[BEGIN GIVEN INFORMATION]

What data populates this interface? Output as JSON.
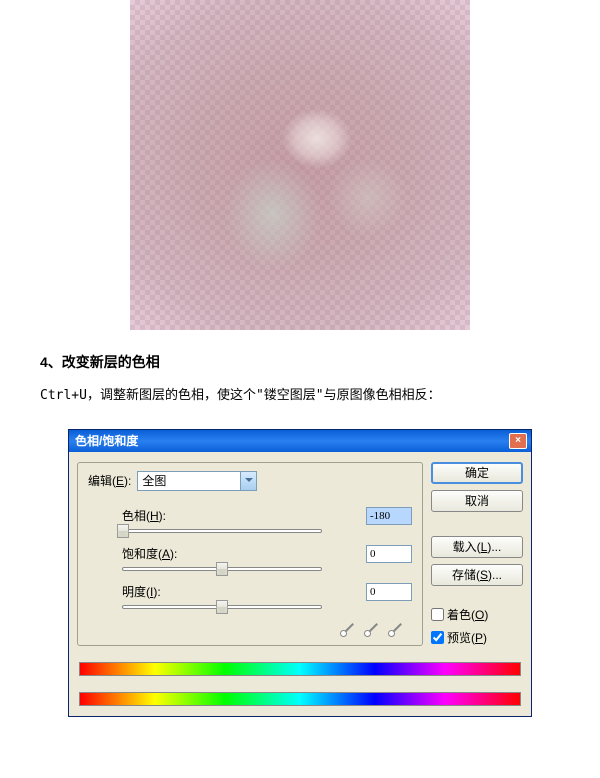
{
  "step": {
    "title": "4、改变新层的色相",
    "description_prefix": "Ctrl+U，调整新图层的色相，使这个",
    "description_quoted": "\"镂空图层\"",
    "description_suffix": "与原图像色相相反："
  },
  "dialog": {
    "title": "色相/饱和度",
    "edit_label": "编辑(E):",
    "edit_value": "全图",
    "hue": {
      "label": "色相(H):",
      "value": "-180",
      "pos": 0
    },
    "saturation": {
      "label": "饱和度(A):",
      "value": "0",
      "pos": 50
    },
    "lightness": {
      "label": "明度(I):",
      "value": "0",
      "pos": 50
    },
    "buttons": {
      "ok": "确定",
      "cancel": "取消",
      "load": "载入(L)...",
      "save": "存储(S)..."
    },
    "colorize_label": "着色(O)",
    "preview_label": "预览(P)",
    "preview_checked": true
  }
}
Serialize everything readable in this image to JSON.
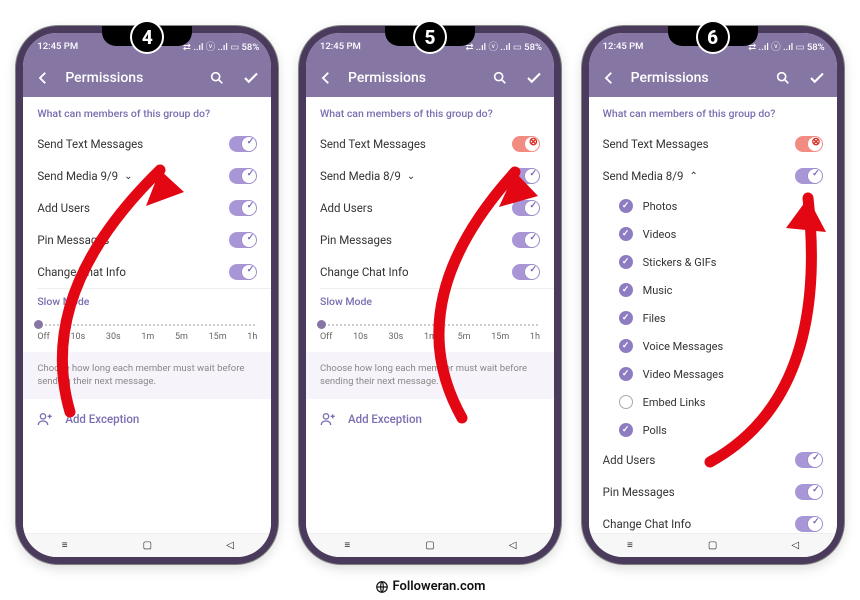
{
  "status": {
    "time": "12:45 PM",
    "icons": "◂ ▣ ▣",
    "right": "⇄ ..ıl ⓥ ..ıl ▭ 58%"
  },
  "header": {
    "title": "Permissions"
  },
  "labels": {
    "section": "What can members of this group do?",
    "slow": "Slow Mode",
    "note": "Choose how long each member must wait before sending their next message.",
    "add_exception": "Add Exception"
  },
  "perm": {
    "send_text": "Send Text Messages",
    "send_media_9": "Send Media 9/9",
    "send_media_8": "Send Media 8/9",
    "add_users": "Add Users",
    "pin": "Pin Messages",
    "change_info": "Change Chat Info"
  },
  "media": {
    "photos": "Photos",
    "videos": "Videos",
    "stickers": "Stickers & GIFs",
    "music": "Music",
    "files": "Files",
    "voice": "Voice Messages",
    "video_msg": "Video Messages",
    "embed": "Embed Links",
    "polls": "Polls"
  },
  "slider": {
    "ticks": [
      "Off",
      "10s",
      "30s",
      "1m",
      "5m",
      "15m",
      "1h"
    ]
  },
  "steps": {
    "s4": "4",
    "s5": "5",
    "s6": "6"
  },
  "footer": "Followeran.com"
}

[END GIVEN INFORMATION]

**EXERCISE AIM:** Which lines contain the word "title"? Copy each of them.

**FINAL ANSWER:**
    "title": "4、改变新层的色相",
    "title": "色相/饱和度",
    "title": "Permissions"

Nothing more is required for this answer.